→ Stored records
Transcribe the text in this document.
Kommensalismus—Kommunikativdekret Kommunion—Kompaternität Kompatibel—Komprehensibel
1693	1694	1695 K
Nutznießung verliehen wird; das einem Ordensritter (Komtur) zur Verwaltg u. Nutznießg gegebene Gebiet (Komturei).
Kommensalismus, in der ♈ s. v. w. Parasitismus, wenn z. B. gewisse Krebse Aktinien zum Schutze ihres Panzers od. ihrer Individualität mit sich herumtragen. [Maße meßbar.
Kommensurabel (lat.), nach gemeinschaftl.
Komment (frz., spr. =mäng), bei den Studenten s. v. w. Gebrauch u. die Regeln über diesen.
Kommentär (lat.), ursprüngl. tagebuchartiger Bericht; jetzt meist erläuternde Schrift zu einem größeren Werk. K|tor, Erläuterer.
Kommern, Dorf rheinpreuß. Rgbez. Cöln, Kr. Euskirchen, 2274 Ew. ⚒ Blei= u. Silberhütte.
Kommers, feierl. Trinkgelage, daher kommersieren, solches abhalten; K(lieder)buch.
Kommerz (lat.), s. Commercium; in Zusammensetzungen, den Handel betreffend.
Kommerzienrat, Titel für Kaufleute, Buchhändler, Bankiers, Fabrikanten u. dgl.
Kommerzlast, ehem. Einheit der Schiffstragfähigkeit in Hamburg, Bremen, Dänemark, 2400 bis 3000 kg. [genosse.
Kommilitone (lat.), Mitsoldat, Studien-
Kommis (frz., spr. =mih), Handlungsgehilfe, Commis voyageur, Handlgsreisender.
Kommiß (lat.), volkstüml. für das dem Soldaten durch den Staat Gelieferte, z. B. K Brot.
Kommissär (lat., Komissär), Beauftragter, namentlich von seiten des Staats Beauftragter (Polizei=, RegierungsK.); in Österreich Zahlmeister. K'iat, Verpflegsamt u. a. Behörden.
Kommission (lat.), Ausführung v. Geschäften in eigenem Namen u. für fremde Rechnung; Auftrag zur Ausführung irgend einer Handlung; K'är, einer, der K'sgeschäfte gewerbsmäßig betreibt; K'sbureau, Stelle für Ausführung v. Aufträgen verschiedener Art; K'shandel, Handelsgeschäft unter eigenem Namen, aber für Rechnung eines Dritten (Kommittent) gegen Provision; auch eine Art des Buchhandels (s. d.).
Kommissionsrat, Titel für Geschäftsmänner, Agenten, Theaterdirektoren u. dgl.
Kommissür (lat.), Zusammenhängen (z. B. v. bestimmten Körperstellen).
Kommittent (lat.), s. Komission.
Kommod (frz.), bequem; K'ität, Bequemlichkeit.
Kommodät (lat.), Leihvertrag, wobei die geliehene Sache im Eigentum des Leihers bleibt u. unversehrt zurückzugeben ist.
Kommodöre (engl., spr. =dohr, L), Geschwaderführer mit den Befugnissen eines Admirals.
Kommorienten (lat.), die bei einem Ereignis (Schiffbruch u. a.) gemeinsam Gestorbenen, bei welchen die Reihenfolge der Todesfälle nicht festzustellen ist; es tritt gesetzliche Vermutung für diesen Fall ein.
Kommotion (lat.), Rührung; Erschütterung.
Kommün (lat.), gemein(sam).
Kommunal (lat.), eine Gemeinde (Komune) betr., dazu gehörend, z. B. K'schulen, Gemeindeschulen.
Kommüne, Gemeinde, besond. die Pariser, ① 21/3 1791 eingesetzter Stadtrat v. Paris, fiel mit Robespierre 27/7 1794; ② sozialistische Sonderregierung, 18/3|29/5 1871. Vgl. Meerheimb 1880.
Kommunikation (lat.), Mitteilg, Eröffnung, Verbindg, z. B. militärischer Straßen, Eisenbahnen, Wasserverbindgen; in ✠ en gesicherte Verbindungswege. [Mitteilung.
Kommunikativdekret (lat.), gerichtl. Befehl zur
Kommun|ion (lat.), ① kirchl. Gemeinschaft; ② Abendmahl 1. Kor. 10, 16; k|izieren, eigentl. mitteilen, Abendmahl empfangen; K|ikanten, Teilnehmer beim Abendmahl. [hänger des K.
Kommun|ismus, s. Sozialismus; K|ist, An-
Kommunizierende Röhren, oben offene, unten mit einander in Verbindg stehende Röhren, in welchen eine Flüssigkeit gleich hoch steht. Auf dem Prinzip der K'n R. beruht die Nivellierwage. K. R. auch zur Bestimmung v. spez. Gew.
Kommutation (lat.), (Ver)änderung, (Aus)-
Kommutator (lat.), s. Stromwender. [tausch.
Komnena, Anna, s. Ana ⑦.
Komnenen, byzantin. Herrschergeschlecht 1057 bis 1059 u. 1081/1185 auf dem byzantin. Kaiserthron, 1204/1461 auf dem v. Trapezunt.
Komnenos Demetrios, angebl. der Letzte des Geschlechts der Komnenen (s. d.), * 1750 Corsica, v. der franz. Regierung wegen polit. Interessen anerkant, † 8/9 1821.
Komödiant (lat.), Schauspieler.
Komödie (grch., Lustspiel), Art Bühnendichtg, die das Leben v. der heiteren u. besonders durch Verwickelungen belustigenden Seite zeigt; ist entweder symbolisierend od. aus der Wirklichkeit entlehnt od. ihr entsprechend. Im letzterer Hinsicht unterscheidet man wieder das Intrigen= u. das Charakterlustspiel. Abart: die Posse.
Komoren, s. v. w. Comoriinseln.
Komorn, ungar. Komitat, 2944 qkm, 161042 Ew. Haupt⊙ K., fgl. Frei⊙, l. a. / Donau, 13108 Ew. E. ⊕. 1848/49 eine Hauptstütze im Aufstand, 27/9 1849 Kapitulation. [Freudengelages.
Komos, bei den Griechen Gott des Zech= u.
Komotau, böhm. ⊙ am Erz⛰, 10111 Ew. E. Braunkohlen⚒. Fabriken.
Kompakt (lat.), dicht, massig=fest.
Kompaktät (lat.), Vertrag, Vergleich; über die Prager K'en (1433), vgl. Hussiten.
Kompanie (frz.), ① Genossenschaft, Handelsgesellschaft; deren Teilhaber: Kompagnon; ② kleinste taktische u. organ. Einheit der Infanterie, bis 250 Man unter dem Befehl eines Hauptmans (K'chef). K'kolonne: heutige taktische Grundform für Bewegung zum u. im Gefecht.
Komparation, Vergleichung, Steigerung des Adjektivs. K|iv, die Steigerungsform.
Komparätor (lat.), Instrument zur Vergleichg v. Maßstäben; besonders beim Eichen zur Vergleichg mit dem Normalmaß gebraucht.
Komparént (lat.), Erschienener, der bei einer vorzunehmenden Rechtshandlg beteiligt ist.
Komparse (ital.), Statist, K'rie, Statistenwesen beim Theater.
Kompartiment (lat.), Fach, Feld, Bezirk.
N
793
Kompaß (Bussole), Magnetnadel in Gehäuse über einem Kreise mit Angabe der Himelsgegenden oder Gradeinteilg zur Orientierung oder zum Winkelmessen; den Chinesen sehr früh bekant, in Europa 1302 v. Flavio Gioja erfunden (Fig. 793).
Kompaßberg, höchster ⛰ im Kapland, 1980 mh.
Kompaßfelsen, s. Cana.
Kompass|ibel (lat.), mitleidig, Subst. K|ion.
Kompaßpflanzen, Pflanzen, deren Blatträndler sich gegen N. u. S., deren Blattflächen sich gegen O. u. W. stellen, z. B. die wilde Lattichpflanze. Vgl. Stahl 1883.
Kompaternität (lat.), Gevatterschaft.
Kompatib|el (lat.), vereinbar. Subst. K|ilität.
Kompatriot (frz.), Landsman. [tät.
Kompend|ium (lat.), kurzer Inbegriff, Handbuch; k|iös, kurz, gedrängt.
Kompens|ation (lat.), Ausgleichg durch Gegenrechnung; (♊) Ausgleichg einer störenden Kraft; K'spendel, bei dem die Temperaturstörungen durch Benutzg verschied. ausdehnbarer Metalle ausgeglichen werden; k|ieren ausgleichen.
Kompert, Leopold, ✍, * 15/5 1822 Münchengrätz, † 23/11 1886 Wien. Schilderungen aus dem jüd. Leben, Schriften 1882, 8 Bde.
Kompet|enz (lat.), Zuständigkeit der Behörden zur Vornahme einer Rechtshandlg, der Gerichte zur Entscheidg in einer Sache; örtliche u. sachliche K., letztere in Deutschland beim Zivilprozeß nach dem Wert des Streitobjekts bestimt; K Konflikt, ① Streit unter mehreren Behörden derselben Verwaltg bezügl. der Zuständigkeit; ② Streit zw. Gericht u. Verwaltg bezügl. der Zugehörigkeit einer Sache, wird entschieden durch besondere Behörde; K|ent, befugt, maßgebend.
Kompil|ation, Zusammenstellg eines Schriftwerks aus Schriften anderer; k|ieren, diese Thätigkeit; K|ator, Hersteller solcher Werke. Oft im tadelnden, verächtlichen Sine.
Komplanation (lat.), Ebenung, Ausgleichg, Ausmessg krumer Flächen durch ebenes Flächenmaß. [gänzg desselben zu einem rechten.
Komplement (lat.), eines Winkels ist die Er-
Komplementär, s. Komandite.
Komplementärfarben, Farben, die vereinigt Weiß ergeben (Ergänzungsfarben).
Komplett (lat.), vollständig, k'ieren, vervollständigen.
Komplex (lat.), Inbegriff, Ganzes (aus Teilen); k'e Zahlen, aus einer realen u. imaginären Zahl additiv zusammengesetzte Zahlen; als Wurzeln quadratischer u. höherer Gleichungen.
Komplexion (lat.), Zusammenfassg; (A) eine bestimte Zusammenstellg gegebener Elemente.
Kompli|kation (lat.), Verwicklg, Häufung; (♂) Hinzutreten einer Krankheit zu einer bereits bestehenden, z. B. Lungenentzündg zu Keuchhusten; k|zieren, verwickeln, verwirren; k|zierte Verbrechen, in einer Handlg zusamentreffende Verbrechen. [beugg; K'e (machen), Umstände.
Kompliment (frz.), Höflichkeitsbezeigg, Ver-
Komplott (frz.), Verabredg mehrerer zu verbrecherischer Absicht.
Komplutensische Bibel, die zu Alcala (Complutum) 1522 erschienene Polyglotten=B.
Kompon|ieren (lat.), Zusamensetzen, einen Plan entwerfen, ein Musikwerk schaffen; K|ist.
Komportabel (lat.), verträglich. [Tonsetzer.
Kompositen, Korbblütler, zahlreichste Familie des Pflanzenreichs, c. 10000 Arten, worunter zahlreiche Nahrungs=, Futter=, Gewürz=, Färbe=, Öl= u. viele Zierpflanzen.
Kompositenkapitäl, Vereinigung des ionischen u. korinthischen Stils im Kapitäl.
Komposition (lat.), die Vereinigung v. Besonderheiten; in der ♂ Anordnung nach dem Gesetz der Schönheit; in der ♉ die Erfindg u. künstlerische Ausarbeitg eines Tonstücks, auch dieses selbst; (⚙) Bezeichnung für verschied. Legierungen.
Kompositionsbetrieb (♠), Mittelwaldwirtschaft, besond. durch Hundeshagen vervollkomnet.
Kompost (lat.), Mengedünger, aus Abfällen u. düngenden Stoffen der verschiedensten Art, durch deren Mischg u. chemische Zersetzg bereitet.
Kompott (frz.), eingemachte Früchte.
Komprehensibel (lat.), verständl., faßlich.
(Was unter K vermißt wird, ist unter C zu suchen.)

→ Goal
Go through the entries and return each line where the word "Inbegriff" appears.

→ Final result
Kompend|ium (lat.), kurzer Inbegriff, Handbuch; k|iös, kurz, gedrängt.
Komplex (lat.), Inbegriff, Ganzes (aus Teilen); k'e Zahlen, aus einer realen u. imaginären Zahl additiv zusammengesetzte Zahlen; als Wurzeln quadratischer u. höherer Gleichungen.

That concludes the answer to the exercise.